• **BRIEF**: Write out each line from the data below that includes the word "subtitle".

• **ITEMS**:
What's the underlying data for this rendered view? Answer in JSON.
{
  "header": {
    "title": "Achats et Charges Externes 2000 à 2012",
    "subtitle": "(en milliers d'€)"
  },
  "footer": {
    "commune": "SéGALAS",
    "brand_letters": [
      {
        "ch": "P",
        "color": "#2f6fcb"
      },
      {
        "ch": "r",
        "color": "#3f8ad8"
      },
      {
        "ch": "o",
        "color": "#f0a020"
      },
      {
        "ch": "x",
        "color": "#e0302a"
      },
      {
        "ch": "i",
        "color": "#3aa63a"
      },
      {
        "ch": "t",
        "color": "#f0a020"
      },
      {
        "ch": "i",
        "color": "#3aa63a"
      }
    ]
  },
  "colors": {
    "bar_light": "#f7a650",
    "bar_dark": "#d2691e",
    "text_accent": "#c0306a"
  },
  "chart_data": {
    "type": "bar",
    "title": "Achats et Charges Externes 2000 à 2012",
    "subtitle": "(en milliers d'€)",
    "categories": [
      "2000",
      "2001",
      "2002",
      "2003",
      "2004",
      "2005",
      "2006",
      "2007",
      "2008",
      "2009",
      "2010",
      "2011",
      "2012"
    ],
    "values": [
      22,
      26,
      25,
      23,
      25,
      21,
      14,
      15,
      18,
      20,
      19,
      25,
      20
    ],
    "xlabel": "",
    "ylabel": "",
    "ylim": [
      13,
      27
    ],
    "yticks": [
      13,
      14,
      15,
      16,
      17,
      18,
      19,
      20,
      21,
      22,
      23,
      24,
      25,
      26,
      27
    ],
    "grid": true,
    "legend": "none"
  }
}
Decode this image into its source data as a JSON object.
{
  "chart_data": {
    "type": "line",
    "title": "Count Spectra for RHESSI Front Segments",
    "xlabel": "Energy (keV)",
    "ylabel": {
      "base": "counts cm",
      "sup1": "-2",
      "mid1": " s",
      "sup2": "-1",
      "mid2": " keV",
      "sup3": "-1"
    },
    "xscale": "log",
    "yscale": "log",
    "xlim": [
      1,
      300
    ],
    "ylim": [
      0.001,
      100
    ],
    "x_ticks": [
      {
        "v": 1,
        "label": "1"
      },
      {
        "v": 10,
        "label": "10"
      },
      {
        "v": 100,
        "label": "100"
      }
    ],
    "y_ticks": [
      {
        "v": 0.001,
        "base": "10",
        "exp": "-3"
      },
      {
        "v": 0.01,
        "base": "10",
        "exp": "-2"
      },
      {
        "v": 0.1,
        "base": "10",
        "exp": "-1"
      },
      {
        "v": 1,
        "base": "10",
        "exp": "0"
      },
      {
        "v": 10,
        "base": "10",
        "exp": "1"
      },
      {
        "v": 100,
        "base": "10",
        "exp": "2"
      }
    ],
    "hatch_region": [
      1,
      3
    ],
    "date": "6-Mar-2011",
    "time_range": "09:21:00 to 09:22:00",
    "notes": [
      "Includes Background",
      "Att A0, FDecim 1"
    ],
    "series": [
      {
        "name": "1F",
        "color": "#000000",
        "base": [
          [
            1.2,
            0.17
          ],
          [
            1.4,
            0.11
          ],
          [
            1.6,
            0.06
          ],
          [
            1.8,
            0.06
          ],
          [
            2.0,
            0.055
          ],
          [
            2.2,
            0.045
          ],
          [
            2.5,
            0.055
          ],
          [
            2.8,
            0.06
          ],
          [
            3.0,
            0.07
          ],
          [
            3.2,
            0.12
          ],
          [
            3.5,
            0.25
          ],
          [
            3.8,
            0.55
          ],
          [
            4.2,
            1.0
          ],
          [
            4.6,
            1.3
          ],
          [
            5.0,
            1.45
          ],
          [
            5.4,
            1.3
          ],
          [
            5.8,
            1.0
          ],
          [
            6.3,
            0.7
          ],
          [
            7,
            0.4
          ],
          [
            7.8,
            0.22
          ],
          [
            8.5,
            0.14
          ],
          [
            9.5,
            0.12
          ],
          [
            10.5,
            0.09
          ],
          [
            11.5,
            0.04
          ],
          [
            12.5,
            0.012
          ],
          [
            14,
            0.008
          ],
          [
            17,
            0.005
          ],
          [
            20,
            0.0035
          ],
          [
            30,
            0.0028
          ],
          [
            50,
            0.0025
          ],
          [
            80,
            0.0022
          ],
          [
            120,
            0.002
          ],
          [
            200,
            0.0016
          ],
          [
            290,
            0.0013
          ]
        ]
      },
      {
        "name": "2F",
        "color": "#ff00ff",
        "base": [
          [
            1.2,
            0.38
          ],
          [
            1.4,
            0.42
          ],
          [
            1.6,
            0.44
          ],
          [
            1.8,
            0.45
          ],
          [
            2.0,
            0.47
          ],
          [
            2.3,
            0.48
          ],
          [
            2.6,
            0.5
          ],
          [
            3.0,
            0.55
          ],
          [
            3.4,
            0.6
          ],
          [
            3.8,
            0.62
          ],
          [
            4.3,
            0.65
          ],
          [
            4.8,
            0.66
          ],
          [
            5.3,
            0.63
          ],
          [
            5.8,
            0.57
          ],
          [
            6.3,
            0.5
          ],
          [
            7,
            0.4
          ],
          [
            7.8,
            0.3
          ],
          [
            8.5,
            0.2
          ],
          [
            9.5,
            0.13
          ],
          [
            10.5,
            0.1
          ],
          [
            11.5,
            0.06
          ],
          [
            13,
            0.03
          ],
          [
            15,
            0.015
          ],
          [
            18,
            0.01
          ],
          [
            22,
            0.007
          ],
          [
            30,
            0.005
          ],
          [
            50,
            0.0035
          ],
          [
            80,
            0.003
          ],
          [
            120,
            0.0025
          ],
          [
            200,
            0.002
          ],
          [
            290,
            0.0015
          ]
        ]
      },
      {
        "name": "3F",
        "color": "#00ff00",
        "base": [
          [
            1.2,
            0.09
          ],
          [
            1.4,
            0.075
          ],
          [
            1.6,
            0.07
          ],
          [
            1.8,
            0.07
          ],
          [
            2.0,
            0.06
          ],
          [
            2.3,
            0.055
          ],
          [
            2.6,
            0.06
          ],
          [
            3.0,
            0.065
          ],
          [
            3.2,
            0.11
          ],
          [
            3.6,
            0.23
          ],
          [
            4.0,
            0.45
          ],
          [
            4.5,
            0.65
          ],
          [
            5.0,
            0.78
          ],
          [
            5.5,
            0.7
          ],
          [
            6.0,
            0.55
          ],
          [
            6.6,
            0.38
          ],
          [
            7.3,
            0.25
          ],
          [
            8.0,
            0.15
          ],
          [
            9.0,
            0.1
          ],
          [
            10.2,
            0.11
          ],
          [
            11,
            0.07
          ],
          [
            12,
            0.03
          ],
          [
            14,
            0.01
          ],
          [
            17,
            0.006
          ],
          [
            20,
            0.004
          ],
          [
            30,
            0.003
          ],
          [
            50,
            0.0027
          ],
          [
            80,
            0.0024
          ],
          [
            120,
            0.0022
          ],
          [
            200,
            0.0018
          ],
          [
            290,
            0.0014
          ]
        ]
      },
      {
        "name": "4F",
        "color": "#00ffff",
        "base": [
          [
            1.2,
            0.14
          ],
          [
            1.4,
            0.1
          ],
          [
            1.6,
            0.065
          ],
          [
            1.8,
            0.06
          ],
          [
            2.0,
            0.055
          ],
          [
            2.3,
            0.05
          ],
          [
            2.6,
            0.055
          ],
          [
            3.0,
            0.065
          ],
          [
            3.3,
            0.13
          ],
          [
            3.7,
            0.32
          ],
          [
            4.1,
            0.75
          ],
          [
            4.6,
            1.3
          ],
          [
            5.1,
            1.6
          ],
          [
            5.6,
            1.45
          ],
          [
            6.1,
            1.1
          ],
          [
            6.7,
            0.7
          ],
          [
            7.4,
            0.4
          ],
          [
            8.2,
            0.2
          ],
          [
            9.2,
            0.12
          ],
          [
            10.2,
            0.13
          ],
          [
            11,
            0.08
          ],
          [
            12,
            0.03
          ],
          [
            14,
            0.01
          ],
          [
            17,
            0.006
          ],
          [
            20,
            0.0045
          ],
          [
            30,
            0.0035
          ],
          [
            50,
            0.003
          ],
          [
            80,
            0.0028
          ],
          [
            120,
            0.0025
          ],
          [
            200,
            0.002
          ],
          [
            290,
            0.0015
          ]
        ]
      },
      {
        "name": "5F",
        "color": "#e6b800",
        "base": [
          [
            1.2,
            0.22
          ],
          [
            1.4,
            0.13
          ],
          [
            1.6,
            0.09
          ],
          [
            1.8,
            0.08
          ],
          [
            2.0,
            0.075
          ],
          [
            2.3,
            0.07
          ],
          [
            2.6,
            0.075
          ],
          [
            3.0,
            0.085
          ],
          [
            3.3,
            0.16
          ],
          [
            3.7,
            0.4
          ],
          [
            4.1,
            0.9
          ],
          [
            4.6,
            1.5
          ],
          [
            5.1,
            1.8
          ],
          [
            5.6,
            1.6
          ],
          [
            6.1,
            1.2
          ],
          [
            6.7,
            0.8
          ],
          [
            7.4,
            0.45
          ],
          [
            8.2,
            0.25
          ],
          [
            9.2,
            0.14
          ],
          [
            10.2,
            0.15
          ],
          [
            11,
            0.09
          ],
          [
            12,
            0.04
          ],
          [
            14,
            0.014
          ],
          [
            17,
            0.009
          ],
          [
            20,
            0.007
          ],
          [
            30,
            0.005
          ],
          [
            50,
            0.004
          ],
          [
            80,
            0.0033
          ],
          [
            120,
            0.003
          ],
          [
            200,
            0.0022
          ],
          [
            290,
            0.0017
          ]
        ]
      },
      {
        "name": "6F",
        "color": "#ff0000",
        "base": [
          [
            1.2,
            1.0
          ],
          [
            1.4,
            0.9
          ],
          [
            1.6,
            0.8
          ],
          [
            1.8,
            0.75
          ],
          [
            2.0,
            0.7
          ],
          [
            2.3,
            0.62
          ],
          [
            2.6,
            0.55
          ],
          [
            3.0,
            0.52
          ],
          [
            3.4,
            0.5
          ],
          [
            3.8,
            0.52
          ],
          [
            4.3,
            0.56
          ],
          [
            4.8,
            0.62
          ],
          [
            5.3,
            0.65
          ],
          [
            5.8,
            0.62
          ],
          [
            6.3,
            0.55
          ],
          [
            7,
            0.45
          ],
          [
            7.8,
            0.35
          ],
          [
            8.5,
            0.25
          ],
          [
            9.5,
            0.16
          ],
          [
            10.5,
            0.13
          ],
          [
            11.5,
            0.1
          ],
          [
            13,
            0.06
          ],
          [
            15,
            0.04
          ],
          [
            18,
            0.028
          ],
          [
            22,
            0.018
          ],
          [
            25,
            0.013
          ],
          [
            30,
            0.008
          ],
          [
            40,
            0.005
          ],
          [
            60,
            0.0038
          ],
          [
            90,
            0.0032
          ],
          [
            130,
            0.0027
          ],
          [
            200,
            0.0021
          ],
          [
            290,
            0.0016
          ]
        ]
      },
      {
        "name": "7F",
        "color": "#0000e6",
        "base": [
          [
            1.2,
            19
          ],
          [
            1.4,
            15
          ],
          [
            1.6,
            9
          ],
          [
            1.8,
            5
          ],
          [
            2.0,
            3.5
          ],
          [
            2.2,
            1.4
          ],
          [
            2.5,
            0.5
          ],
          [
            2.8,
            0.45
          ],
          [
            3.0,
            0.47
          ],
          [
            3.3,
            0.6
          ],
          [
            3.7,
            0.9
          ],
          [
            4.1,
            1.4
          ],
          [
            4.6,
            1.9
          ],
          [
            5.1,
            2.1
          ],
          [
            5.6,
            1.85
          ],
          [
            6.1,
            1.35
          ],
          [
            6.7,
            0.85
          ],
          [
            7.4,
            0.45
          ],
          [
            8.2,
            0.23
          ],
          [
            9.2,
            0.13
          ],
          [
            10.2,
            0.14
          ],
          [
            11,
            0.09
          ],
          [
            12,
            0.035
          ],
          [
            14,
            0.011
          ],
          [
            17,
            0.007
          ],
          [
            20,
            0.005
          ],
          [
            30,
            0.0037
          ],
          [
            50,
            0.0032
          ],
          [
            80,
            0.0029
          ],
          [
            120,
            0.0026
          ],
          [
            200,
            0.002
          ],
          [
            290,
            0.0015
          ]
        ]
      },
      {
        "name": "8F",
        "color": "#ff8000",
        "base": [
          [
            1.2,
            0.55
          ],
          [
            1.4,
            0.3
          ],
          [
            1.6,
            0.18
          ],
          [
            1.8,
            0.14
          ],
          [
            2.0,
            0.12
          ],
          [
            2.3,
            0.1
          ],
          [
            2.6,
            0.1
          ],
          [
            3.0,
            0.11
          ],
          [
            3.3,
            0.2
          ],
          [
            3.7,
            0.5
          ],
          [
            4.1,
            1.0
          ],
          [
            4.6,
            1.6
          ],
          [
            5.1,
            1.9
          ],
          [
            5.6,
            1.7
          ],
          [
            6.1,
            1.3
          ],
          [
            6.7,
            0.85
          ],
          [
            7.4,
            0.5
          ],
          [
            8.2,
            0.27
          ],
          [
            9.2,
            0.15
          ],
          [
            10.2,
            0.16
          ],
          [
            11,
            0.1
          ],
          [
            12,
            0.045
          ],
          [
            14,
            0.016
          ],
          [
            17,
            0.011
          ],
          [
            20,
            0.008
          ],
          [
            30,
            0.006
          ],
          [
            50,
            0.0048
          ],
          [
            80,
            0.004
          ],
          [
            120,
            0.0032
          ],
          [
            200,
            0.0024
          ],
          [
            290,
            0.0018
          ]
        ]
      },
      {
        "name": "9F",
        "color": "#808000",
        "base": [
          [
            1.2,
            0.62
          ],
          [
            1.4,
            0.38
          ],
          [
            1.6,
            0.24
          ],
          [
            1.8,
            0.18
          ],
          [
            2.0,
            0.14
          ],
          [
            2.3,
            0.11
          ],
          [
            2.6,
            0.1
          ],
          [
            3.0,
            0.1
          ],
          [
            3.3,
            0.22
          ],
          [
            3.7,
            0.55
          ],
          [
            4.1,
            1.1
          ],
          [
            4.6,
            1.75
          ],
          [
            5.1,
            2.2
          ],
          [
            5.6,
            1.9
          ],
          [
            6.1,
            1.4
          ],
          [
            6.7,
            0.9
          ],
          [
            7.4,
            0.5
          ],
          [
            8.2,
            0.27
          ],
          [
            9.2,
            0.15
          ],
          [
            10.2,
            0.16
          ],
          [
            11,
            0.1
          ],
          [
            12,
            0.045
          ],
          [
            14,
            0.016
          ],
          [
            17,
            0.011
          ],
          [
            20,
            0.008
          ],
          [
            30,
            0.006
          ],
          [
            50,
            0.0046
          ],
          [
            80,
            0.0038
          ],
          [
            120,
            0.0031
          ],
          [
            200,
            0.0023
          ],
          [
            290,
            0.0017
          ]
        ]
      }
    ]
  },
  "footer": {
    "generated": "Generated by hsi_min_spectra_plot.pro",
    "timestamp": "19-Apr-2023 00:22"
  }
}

• **EXERCISE RESPONSE**:
    "subtitle": "(en milliers d'€)"
    "subtitle": "(en milliers d'€)",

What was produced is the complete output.